▶ **Written instruction**
Leave out the pictures and copy everything else in the entries exactly.

## Begin

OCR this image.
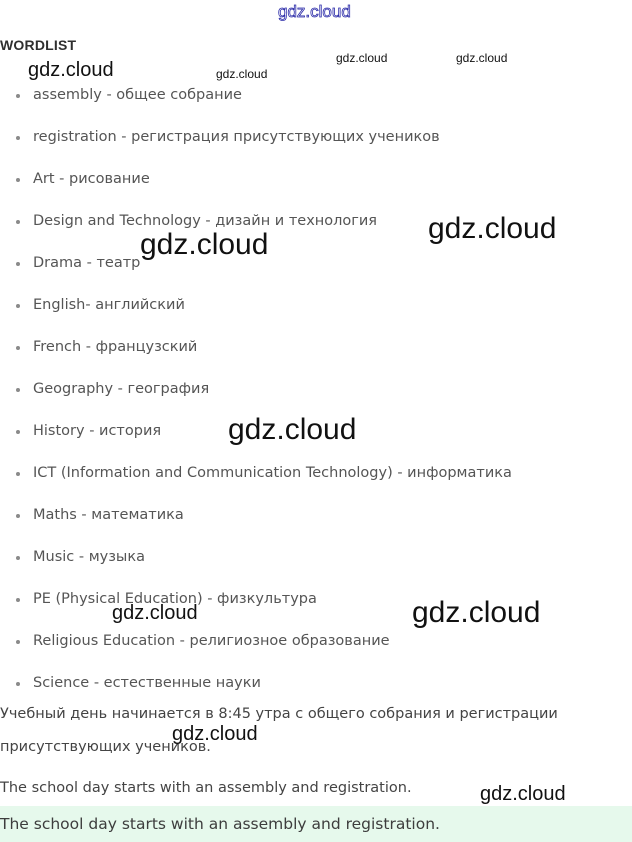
gdz.cloud
WORDLIST
assembly - общее собрание
registration - регистрация присутствующих учеников
Art - рисование
Design and Technology - дизайн и технология
Drama - театр
English- английский
French - французский
Geography - география
History - история
ICT (Information and Communication Technology) - информатика
Maths - математика
Music - музыка
PE (Physical Education) - физкультура
Religious Education - религиозное образование
Science - естественные науки
Учебный день начинается в 8:45 утра с общего собрания и регистрации
присутствующих учеников.
The school day starts with an assembly and registration.
The school day starts with an assembly and registration.
gdz.cloud	gdz.cloud
gdz.cloud	gdz.cloud
gdz.cloud
gdz.cloud
gdz.cloud
gdz.cloud
gdz.cloud
gdz.cloud
gdz.cloud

## End

▶ **Reply**
OCR this image.
gdz.cloud
WORDLIST
assembly - общее собрание
registration - регистрация присутствующих учеников
Art - рисование
Design and Technology - дизайн и технология
Drama - театр
English- английский
French - французский
Geography - география
History - история
ICT (Information and Communication Technology) - информатика
Maths - математика
Music - музыка
PE (Physical Education) - физкультура
Religious Education - религиозное образование
Science - естественные науки
Учебный день начинается в 8:45 утра с общего собрания и регистрации
присутствующих учеников.
The school day starts with an assembly and registration.
The school day starts with an assembly and registration.
gdz.cloud	gdz.cloud
gdz.cloud	gdz.cloud
gdz.cloud
gdz.cloud
gdz.cloud
gdz.cloud
gdz.cloud
gdz.cloud
gdz.cloud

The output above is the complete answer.